Problem details:
Output all the data exactly. Pictures do not belong in the copy.

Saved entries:
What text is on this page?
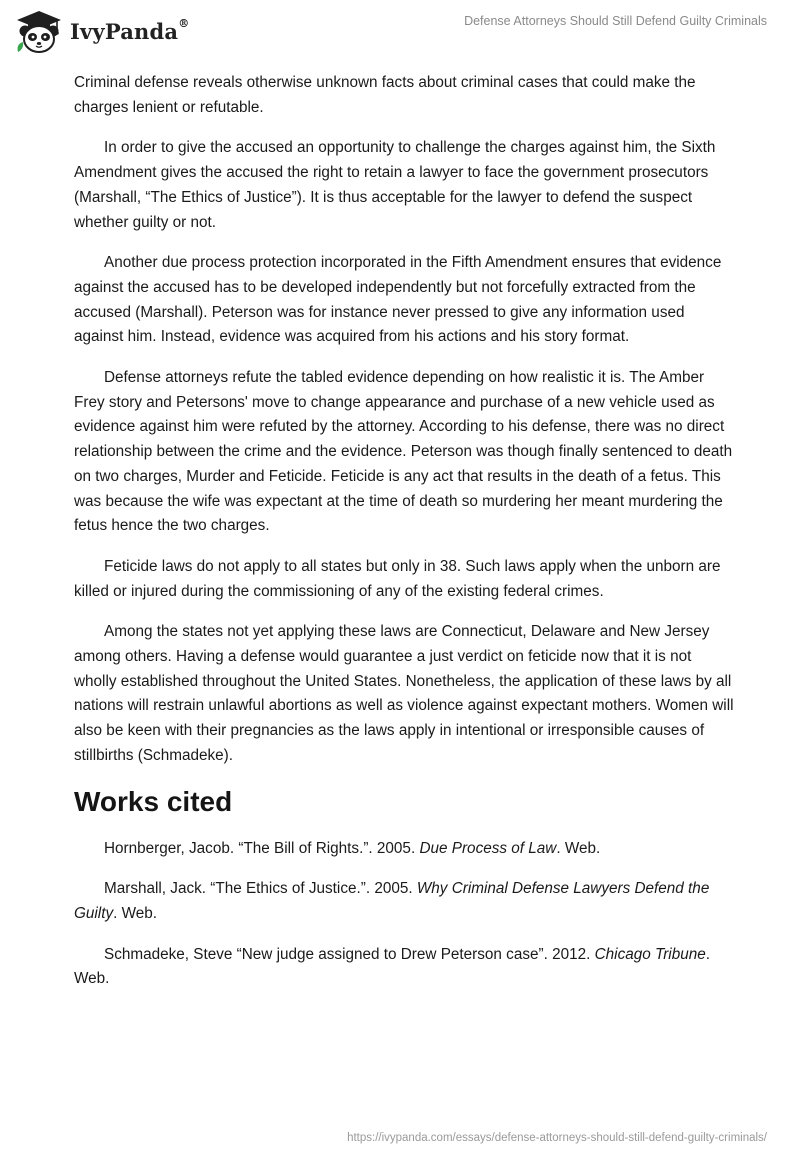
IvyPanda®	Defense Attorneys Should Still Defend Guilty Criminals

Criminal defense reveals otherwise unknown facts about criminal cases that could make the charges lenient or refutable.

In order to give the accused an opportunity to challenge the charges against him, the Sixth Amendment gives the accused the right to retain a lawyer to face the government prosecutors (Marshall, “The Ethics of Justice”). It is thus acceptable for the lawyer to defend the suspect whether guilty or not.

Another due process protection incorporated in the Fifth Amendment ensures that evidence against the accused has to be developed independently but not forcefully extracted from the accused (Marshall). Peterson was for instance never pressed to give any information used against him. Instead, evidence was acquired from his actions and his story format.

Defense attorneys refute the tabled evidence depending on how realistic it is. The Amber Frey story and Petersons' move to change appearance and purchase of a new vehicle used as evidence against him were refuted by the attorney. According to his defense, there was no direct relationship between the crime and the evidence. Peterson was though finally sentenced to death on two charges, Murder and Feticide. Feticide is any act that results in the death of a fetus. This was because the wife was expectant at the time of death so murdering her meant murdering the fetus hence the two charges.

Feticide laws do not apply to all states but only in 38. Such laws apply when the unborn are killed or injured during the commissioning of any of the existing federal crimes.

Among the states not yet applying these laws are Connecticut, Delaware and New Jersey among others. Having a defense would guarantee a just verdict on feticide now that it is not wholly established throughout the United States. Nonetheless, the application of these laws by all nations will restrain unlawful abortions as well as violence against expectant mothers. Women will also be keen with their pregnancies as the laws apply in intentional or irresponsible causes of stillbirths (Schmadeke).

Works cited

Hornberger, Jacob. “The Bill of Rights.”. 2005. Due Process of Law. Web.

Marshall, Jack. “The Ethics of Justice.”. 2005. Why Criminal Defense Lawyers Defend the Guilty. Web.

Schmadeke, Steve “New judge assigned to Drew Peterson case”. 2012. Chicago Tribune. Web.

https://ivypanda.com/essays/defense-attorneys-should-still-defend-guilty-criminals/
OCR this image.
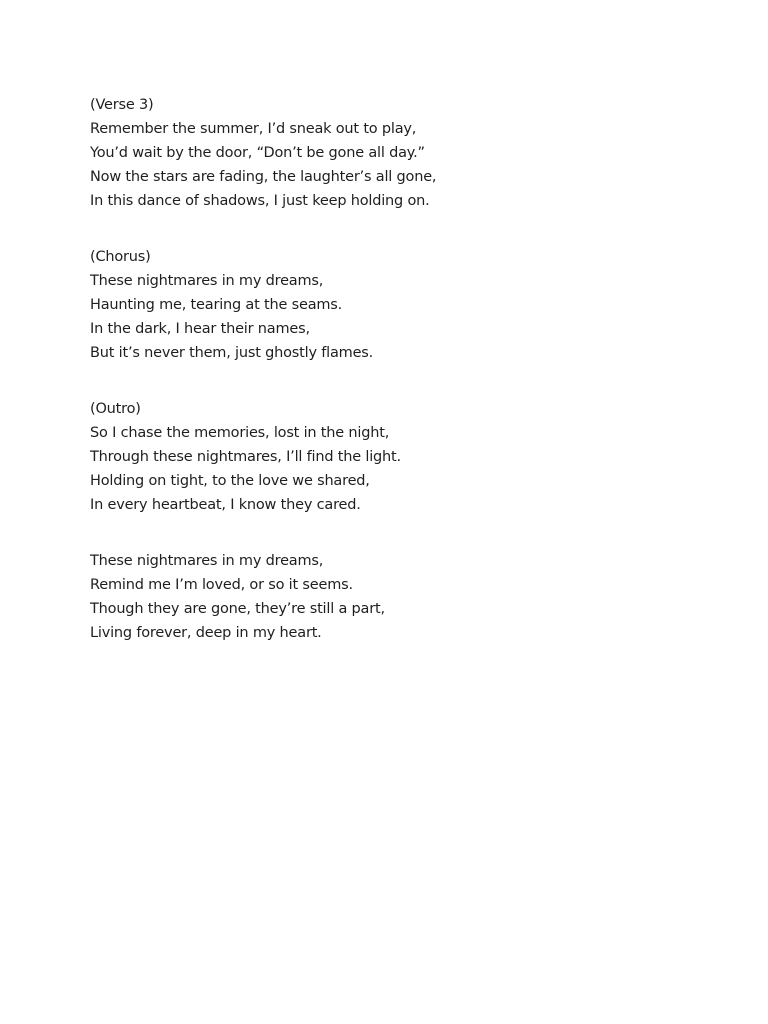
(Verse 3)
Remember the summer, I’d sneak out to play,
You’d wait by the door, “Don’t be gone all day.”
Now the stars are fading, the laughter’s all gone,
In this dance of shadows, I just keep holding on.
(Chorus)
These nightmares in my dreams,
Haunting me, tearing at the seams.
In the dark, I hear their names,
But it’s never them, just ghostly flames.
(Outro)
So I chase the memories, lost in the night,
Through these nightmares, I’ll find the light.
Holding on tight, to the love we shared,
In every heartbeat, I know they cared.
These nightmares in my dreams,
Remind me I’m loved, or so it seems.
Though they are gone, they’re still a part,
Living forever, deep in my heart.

Answer to this problem:
What text is on this page?
IvyPanda®	Defense Attorneys Should Still Defend Guilty Criminals

Criminal defense reveals otherwise unknown facts about criminal cases that could make the charges lenient or refutable.

In order to give the accused an opportunity to challenge the charges against him, the Sixth Amendment gives the accused the right to retain a lawyer to face the government prosecutors (Marshall, “The Ethics of Justice”). It is thus acceptable for the lawyer to defend the suspect whether guilty or not.

Another due process protection incorporated in the Fifth Amendment ensures that evidence against the accused has to be developed independently but not forcefully extracted from the accused (Marshall). Peterson was for instance never pressed to give any information used against him. Instead, evidence was acquired from his actions and his story format.

Defense attorneys refute the tabled evidence depending on how realistic it is. The Amber Frey story and Petersons' move to change appearance and purchase of a new vehicle used as evidence against him were refuted by the attorney. According to his defense, there was no direct relationship between the crime and the evidence. Peterson was though finally sentenced to death on two charges, Murder and Feticide. Feticide is any act that results in the death of a fetus. This was because the wife was expectant at the time of death so murdering her meant murdering the fetus hence the two charges.

Feticide laws do not apply to all states but only in 38. Such laws apply when the unborn are killed or injured during the commissioning of any of the existing federal crimes.

Among the states not yet applying these laws are Connecticut, Delaware and New Jersey among others. Having a defense would guarantee a just verdict on feticide now that it is not wholly established throughout the United States. Nonetheless, the application of these laws by all nations will restrain unlawful abortions as well as violence against expectant mothers. Women will also be keen with their pregnancies as the laws apply in intentional or irresponsible causes of stillbirths (Schmadeke).

Works cited

Hornberger, Jacob. “The Bill of Rights.”. 2005. Due Process of Law. Web.

Marshall, Jack. “The Ethics of Justice.”. 2005. Why Criminal Defense Lawyers Defend the Guilty. Web.

Schmadeke, Steve “New judge assigned to Drew Peterson case”. 2012. Chicago Tribune. Web.

https://ivypanda.com/essays/defense-attorneys-should-still-defend-guilty-criminals/
OCR this image.
(Verse 3)
Remember the summer, I’d sneak out to play,
You’d wait by the door, “Don’t be gone all day.”
Now the stars are fading, the laughter’s all gone,
In this dance of shadows, I just keep holding on.
(Chorus)
These nightmares in my dreams,
Haunting me, tearing at the seams.
In the dark, I hear their names,
But it’s never them, just ghostly flames.
(Outro)
So I chase the memories, lost in the night,
Through these nightmares, I’ll find the light.
Holding on tight, to the love we shared,
In every heartbeat, I know they cared.
These nightmares in my dreams,
Remind me I’m loved, or so it seems.
Though they are gone, they’re still a part,
Living forever, deep in my heart.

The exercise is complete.